● Document segment:
• • • •
Yes, it only applies in the positive real case. It's certainly true with positive numbers, but I'm talking about the general complex case, where it is not always true. If it were, you could do this: 1 = √(-1*-1) = √(-1)√(-1) = i * i = -1. That equality, by the way, is why mathematicians way back when didn't like using i, because it gave those nonsense answers. You can resolve the ambiguity, but you have to resort to different methods. EDIT: In your third link, it does specify the requirement that they need to be positive. Obviously, for most people's purposes, you just use the real case, with no need for this complex arithmetic But in general, yeah, you need to go to the complex plane.
• • • •
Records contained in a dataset

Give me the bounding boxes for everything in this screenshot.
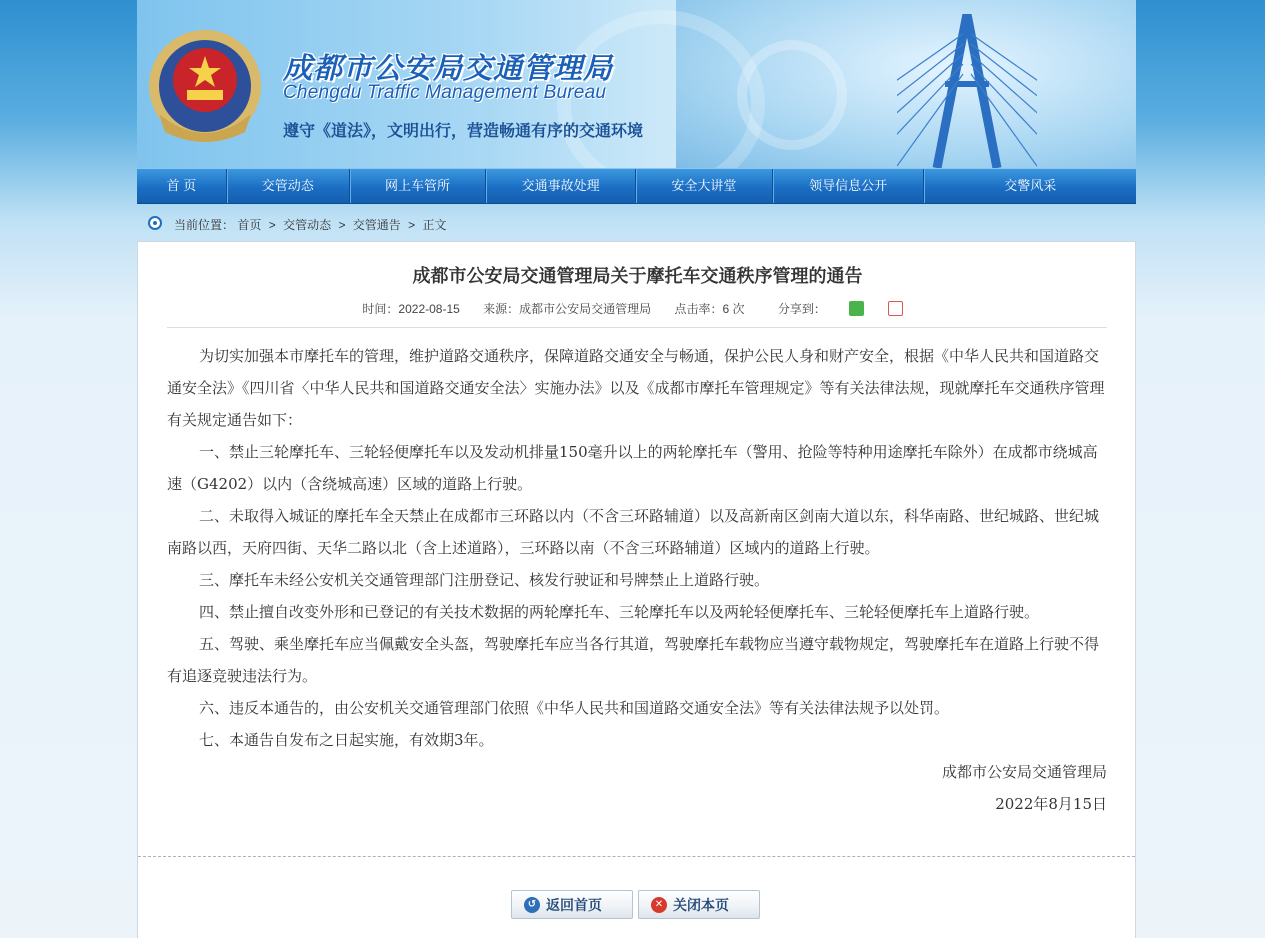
article-source: 来源：成都市公安局交通管理局 [483, 302, 652, 316]
paragraph-item: 一、禁止三轮摩托车、三轮轻便摩托车以及发动机排量150毫升以上的两轮摩托车（警用、抢险等特种用途摩托车除外）在成都市绕城高速（G4202）以内（含绕城高速）区域的道路上行驶。 [167, 443, 1098, 493]
back-home-label: 返回首页 [546, 896, 602, 913]
breadcrumb [137, 210, 1136, 236]
nav-item-online-vehicle-office[interactable]: 网上车管所 [350, 169, 487, 203]
wechat-share-icon[interactable] [849, 301, 864, 316]
police-emblem-logo [145, 22, 265, 144]
site-title-cn: 成都市公安局交通管理局 [283, 51, 614, 85]
nav-item-traffic-news[interactable]: 交管动态 [227, 169, 350, 203]
article-clicks: 点击率：6 次 [674, 302, 745, 316]
article-container [137, 241, 1136, 938]
site-slogan: 遵守《道法》，文明出行，营造畅通有序的交通环境 [283, 121, 644, 140]
main-nav [137, 168, 1136, 203]
breadcrumb-current: 正文 [422, 218, 447, 232]
article-meta [138, 300, 1137, 317]
article-signature: 成都市公安局交通管理局 [941, 763, 1107, 781]
share-area [768, 302, 913, 316]
divider [167, 327, 1107, 328]
bridge-tower-image [897, 14, 1037, 168]
article-time: 时间：2022-08-15 [362, 302, 460, 316]
nav-item-safety-lecture[interactable]: 安全大讲堂 [636, 169, 773, 203]
share-label: 分享到： [777, 302, 826, 316]
paragraph-item: 五、驾驶、乘坐摩托车应当佩戴安全头盔，驾驶摩托车应当各行其道，驾驶摩托车载物应当遵守载物规定，驾驶摩托车在道路上行驶不得有追逐竞驶违法行为。 [167, 635, 1100, 685]
breadcrumb-text [174, 216, 447, 233]
close-page-button[interactable] [638, 890, 760, 919]
paragraph-item: 七、本通告自发布之日起实施，有效期3年。 [199, 731, 494, 749]
nav-item-police-style[interactable]: 交警风采 [1004, 178, 1057, 193]
breadcrumb-separator: > [268, 218, 276, 232]
article-body [167, 340, 1107, 820]
location-dot-icon [148, 216, 162, 230]
back-home-button[interactable] [511, 890, 633, 919]
nav-item-leader-info[interactable]: 领导信息公开 [773, 169, 925, 203]
paragraph-item: 三、摩托车未经公安机关交通管理部门注册登记、核发行驶证和号牌禁止上道路行驶。 [199, 571, 770, 589]
close-page-label: 关闭本页 [673, 896, 729, 913]
site-title-en: Chengdu Traffic Management Bureau [283, 82, 607, 103]
breadcrumb-separator: > [338, 218, 346, 232]
paragraph-item: 四、禁止擅自改变外形和已登记的有关技术数据的两轮摩托车、三轮摩托车以及两轮轻便摩托车、三轮轻便摩托车上道路行驶。 [199, 603, 1040, 621]
article-date: 2022年8月15日 [995, 795, 1107, 813]
header-banner [137, 0, 1136, 168]
dashed-divider [138, 856, 1135, 857]
back-arrow-icon: ↺ [524, 897, 540, 913]
breadcrumb-separator: > [408, 218, 416, 232]
weibo-share-icon[interactable] [888, 301, 903, 316]
breadcrumb-prefix: 当前位置： [174, 218, 235, 232]
nav-item-home[interactable]: 首 页 [137, 169, 227, 203]
banner-decoration-small [737, 40, 847, 150]
paragraph-item: 六、违反本通告的，由公安机关交通管理部门依照《中华人民共和国道路交通安全法》等有关法律法规予以处罚。 [199, 699, 950, 717]
paragraph-intro: 为切实加强本市摩托车的管理，维护道路交通秩序，保障道路交通安全与畅通，保护公民人身和财产安全，根据《中华人民共和国道路交通安全法》《四川省〈中华人民共和国道路交通安全法〉实施办法》以及《成都市摩托车管理规定》等有关法律法规，现就摩托车交通秩序管理有关规定通告如下： [167, 347, 1105, 429]
article-title: 成都市公安局交通管理局关于摩托车交通秩序管理的通告 [412, 266, 863, 287]
action-buttons [511, 890, 760, 919]
paragraph-item: 二、未取得入城证的摩托车全天禁止在成都市三环路以内（不含三环路辅道）以及高新南区剑南大道以东，科华南路、世纪城路、世纪城南路以西，天府四街、天华二路以北（含上述道路），三环路以南（不含三环路辅道）区域内的道路上行驶。 [167, 507, 1100, 557]
breadcrumb-link-home[interactable]: 首页 [237, 218, 262, 232]
breadcrumb-link-traffic-news[interactable]: 交管动态 [283, 218, 332, 232]
nav-item-accident-handling[interactable]: 交通事故处理 [486, 169, 636, 203]
breadcrumb-link-notices[interactable]: 交管通告 [352, 218, 401, 232]
close-icon: ✕ [651, 897, 667, 913]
• • • •
● Work to be completed:
Quote the stretch of the forum post on square roots in the complex case from "Yes, it only" through "the complex plane.".

● Correct result:
Yes, it only applies in the positive real case. It's certainly true with positive numbers, but I'm talking about the general complex case, where it is not always true. If it were, you could do this: 1 = √(-1*-1) = √(-1)√(-1) = i * i = -1. That equality, by the way, is why mathematicians way back when didn't like using i, because it gave those nonsense answers. You can resolve the ambiguity, but you have to resort to different methods. EDIT: In your third link, it does specify the requirement that they need to be positive. Obviously, for most people's purposes, you just use the real case, with no need for this complex arithmetic But in general, yeah, you need to go to the complex plane.